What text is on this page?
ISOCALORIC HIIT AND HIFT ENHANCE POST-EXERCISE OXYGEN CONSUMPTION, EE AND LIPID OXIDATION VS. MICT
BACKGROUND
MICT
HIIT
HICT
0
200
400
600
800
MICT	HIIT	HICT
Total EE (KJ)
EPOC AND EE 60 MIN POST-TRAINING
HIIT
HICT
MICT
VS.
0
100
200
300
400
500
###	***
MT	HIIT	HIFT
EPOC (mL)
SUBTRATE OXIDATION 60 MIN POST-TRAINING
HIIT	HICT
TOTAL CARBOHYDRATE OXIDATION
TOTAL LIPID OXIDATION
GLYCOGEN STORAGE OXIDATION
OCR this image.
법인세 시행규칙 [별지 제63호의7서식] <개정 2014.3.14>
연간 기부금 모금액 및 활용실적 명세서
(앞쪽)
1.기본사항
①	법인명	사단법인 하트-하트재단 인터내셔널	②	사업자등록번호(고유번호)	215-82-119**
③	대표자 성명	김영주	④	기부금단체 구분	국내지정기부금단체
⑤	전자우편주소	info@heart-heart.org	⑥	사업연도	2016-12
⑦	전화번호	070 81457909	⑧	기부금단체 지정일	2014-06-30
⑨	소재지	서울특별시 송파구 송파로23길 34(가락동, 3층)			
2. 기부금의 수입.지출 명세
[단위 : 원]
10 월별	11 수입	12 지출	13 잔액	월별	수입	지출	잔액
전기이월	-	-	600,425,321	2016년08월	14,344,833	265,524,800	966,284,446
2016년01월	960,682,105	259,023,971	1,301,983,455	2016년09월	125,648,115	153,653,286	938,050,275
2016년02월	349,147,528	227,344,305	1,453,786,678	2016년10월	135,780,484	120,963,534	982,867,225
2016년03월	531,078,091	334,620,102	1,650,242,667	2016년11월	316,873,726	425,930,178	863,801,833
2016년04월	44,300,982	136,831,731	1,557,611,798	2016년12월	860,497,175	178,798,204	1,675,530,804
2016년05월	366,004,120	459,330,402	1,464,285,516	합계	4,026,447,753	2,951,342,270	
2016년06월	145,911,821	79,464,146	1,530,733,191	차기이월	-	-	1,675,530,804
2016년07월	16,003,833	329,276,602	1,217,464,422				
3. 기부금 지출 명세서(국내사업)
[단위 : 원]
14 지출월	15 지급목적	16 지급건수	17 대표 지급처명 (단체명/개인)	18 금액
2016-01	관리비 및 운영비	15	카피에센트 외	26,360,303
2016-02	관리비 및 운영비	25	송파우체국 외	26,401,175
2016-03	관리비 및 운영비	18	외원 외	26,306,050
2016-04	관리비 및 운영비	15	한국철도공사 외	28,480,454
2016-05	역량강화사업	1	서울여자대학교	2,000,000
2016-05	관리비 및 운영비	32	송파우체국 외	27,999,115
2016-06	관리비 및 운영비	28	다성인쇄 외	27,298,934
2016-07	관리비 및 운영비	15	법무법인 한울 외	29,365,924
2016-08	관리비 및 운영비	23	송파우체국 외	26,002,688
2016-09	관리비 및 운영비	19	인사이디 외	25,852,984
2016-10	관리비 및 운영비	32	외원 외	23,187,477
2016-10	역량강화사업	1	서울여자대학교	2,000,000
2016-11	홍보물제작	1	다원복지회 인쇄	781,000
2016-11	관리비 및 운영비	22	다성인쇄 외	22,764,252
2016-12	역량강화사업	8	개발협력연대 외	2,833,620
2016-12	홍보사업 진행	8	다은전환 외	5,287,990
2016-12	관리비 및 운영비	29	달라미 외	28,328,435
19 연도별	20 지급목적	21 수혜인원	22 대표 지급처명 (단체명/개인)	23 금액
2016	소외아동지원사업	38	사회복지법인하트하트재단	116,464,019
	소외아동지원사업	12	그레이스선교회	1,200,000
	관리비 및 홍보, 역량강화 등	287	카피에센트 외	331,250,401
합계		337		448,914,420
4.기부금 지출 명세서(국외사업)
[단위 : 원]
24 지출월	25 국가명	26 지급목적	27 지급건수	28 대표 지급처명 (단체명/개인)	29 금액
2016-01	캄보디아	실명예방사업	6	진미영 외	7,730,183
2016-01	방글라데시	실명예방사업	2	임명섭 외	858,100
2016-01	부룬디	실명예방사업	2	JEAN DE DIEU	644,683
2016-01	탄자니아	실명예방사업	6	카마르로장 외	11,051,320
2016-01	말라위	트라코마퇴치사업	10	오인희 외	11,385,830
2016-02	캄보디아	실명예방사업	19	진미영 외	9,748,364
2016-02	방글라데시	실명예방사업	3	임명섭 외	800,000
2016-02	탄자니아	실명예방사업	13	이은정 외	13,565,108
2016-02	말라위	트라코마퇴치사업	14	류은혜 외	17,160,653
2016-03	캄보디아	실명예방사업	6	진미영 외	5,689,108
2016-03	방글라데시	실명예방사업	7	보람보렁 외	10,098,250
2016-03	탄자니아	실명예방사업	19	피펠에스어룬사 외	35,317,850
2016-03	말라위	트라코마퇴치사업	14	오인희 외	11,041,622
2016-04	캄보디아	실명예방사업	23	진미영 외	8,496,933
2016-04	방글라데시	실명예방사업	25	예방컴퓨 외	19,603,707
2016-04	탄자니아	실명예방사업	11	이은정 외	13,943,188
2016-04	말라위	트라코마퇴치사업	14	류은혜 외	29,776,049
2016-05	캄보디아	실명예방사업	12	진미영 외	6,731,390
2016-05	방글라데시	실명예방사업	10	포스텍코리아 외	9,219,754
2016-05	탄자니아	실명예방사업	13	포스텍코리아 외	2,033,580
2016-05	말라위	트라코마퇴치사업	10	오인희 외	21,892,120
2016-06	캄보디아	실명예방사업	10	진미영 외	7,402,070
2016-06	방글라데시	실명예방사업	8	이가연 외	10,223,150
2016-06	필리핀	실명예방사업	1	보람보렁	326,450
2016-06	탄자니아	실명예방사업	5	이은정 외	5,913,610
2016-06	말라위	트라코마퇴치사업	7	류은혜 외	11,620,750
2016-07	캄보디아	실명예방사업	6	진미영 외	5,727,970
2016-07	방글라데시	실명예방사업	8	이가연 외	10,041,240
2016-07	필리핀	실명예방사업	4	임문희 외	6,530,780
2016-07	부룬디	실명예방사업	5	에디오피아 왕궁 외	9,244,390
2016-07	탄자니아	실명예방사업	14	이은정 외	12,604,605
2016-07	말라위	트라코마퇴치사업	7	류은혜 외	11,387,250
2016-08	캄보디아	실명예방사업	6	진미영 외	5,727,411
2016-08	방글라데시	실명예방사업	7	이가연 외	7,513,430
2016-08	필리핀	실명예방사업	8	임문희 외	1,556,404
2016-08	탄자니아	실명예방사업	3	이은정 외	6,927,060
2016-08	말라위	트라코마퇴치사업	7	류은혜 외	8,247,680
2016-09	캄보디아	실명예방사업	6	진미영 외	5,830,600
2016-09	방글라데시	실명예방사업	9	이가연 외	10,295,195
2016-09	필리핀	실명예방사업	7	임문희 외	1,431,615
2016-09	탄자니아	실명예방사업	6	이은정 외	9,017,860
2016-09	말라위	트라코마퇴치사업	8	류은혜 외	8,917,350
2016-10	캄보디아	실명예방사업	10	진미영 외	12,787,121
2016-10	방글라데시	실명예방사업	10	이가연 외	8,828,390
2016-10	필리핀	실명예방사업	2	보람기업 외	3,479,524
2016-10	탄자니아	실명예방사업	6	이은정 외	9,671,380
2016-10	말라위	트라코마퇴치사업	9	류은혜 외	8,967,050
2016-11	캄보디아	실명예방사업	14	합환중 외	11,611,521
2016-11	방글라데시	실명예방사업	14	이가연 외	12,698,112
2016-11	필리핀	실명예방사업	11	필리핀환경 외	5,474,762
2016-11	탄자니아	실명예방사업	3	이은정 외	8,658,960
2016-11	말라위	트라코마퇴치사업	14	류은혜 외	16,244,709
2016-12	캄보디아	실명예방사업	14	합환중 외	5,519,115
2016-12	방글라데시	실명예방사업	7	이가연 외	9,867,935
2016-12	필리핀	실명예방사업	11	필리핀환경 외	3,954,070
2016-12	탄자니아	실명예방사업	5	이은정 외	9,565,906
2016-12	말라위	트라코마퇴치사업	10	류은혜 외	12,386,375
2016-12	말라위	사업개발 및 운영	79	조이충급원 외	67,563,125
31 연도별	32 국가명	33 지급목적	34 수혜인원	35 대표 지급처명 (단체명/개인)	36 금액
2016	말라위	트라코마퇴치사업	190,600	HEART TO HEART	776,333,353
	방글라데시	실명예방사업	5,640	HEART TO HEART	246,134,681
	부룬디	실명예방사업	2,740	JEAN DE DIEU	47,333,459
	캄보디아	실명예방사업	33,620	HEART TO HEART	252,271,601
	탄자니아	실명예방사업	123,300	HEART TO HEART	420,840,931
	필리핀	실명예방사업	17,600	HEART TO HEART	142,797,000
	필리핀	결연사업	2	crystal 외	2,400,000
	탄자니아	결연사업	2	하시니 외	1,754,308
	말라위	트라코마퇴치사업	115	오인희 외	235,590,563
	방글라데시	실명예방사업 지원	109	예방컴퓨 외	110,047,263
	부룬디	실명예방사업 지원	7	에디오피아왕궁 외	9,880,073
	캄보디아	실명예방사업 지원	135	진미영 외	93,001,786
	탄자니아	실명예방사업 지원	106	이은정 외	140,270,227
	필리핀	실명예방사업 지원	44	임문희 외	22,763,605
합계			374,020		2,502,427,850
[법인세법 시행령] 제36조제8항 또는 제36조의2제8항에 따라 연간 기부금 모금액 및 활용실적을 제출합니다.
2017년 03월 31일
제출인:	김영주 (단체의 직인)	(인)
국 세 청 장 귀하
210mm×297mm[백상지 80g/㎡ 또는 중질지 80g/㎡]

* * * * * * * * *

_The task_
Go through the lines above. Select every one that has the string "카피에센트".

_Written response_
2016-01	관리비 및 운영비	15	카피에센트 외	26,360,303
	관리비 및 홍보, 역량강화 등	287	카피에센트 외	331,250,401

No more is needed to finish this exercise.